ESP32-based jump rope counter and home environment data sensing center

Description: This is a unit from a personal home environment smart transformation attempt, based on ESP8266/ESP32 hardware and the MQTT protocol, which I gradually learned from scratch after accidentally falling into the electronics DIY pit. I only stumbled upon this JLCPCB event on September 8th. With limited preparation time and being my first time releasing open source, I was unfamiliar with the process and considered giving up several times due to the hassle. However, I was deeply grateful for the free PCB fabrication policy and the enthusiastic help from JLCPCB's online technical support staff during the EDA software promotion over the past year. I had to persevere, treating it as an assignment and contributing my modest efforts to the collective effort. This is my
first time sharing a project, so there may be omissions; please feel free to offer your guidance.

---

▶ **Exercise set**:
a) According to the ESP32 jump rope counter description, on what date did the project's creator come across the JLCPCB event?
b) Carry on the ESP32 jump rope counter and home environment sensing description, starting after its last sentence.

---

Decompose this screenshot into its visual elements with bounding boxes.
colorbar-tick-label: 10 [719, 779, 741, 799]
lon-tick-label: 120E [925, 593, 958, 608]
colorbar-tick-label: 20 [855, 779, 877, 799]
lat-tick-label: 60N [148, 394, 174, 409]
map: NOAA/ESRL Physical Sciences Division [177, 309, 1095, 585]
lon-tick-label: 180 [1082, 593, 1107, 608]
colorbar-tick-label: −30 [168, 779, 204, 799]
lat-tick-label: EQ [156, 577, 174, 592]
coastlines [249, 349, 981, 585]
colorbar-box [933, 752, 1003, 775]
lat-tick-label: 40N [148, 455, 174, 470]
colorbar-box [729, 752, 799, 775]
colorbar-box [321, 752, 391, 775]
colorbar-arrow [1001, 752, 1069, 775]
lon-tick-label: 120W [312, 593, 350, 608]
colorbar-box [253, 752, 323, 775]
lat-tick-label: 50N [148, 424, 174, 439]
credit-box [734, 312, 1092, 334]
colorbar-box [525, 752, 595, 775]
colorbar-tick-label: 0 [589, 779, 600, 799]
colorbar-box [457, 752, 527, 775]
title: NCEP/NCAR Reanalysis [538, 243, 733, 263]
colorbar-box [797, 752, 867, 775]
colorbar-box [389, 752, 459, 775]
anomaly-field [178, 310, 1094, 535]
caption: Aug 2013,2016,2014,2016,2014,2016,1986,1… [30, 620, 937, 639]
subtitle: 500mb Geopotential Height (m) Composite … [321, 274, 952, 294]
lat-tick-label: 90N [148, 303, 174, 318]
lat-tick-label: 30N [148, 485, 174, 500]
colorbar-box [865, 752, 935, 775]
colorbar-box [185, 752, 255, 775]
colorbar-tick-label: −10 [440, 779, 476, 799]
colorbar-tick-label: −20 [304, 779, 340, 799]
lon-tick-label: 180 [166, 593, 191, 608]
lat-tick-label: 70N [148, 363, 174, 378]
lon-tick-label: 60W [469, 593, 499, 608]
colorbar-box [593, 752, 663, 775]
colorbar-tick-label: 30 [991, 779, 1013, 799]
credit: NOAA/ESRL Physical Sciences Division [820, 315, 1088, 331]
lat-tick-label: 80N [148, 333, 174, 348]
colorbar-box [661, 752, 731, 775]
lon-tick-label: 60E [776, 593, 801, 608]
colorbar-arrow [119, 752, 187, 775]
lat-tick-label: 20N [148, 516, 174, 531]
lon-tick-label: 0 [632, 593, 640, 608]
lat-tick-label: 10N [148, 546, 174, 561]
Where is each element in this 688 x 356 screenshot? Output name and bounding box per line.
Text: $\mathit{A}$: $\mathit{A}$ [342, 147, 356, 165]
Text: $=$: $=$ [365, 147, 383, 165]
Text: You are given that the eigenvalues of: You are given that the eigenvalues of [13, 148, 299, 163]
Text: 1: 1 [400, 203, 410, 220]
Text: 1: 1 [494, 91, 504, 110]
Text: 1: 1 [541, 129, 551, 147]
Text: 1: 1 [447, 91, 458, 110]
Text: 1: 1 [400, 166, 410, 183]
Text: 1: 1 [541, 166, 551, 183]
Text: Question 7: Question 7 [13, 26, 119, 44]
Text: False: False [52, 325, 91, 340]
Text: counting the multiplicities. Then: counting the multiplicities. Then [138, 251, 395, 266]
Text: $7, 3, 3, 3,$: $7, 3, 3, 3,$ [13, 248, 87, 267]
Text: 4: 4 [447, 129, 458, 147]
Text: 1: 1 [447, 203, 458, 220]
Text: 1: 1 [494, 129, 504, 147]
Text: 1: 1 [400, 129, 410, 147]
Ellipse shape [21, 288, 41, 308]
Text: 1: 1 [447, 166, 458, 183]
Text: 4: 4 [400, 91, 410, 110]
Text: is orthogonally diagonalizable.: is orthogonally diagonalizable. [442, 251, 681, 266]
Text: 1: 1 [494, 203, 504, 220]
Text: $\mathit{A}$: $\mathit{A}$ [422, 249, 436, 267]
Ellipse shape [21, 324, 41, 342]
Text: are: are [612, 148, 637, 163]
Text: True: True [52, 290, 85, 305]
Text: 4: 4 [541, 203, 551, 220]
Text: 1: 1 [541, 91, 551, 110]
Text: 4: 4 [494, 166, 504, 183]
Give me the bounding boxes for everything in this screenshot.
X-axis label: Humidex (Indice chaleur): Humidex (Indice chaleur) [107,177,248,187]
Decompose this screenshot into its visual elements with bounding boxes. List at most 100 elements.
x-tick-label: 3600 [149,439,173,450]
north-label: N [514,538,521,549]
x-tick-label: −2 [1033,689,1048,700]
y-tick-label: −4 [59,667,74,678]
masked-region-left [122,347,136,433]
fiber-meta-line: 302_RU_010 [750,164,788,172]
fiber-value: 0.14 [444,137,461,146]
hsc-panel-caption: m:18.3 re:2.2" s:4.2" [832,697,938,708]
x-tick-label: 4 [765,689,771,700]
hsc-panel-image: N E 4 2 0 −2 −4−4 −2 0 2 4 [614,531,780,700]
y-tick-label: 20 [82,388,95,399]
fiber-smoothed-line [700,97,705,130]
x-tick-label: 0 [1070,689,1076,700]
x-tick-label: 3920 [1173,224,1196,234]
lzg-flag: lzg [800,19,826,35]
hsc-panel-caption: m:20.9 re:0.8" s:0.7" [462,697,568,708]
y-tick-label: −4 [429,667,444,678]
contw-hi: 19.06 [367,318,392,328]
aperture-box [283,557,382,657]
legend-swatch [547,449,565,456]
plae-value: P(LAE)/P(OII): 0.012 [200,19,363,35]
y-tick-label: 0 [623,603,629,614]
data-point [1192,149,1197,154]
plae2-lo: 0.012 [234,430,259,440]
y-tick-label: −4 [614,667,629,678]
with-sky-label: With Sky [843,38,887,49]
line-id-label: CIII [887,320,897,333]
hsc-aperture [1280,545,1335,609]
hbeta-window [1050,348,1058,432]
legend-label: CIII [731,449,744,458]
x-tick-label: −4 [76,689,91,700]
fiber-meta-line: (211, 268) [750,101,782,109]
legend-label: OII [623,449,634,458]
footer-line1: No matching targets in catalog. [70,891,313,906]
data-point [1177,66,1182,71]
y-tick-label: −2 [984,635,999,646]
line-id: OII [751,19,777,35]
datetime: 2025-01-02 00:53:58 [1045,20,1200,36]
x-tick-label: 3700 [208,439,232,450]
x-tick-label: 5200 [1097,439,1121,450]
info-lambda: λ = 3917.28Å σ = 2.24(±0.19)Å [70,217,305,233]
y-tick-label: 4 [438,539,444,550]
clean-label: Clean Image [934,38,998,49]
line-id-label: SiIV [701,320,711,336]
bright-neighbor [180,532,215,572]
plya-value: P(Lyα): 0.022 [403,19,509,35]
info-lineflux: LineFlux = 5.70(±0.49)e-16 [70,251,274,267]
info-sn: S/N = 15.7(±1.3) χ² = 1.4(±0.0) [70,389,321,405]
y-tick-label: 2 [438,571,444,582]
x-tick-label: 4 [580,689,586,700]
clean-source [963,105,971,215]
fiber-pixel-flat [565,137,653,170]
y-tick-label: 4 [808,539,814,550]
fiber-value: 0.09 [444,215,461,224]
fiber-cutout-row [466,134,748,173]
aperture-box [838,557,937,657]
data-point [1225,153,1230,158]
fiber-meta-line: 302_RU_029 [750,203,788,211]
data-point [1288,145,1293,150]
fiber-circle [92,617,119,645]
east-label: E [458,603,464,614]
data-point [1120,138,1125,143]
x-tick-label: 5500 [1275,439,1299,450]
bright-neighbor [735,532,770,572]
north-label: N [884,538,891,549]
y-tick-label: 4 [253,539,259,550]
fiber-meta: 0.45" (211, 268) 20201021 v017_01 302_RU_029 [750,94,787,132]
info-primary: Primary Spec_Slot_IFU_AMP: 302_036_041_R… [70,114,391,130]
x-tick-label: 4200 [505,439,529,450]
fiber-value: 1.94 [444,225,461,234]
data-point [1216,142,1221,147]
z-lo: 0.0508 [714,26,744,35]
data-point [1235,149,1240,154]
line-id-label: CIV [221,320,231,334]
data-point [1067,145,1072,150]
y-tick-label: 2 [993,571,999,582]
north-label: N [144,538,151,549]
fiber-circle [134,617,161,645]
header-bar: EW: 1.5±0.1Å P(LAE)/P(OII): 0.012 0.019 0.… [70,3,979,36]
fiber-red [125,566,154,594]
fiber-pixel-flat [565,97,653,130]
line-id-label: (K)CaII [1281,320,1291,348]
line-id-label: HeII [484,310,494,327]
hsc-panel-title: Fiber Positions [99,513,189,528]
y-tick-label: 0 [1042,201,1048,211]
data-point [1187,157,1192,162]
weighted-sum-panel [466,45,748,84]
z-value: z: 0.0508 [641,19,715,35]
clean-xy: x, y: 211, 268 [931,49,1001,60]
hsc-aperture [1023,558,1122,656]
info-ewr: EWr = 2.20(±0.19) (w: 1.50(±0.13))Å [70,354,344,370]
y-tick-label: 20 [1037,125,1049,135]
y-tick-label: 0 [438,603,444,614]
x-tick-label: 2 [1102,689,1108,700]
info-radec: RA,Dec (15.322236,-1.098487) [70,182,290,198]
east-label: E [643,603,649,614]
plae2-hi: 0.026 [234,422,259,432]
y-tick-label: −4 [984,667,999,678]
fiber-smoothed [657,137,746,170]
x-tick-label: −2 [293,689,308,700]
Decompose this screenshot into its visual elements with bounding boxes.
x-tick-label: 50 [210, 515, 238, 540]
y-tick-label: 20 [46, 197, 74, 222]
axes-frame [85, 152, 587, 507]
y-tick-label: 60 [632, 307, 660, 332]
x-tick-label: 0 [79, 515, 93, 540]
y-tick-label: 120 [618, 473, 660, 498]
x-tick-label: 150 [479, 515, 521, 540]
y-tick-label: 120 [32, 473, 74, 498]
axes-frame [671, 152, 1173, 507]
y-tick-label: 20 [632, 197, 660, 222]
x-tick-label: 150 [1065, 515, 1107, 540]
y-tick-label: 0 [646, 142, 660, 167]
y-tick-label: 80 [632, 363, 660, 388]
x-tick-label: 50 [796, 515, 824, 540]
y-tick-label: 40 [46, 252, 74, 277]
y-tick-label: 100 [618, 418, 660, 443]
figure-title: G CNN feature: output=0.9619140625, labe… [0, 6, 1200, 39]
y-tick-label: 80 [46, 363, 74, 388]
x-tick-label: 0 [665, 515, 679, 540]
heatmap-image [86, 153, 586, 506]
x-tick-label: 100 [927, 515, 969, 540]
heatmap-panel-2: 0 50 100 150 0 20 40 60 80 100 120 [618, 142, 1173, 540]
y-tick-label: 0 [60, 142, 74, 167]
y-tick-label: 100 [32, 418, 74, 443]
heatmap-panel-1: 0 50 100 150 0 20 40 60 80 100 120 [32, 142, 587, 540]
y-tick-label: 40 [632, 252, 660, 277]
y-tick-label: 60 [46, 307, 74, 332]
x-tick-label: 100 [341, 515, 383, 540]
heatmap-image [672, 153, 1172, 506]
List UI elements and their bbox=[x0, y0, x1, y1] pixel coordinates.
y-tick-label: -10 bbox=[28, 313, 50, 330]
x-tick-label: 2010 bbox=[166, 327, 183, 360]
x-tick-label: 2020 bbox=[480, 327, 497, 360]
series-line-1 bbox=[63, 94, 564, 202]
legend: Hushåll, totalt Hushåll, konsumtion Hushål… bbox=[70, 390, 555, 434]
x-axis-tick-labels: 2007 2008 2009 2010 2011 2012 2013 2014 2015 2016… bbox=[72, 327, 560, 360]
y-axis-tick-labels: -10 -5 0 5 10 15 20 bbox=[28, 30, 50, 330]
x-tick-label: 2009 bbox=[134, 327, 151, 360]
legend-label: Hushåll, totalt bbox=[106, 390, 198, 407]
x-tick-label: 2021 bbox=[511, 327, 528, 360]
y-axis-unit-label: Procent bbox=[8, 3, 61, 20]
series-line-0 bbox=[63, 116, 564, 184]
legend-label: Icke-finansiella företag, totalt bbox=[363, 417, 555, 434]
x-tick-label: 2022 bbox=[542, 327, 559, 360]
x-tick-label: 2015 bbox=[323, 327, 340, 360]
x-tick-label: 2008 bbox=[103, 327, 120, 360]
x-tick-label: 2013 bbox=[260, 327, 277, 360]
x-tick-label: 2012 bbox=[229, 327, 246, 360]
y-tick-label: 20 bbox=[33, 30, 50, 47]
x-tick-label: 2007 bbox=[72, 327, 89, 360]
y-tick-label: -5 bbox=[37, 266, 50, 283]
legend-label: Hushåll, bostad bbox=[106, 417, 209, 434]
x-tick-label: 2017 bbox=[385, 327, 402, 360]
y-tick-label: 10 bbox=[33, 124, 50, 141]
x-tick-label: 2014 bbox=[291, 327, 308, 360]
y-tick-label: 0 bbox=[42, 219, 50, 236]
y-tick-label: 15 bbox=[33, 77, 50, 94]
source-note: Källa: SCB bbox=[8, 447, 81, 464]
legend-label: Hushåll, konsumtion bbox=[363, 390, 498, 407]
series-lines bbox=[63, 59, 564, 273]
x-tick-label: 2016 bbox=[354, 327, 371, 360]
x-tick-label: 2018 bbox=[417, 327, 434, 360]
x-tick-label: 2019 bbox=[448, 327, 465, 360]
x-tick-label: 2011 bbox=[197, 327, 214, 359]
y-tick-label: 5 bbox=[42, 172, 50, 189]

---

▶ **Per-task outputs**:
a) September 8th.

b)
Hardware Description:

The ESP32C3 performs the core processing functions. The reason for adding external flash memory in this project is that these C3 chips were from last year's first replica project (Smog's charging station). I didn't understand the chip models and was misled by the vendor into using chips without storage. They've been sitting idle, so adding external flash memory is a good idea.
A four-digit LED display shows numbers and time. The TM1650 was chosen simply because when I was preparing to rebuild a complete system for the project, Uxin didn't have the TM1637 chip, so I had to modify the board and use the 1650.
The sound sensor circuit is a ported LM393 sound sensor module.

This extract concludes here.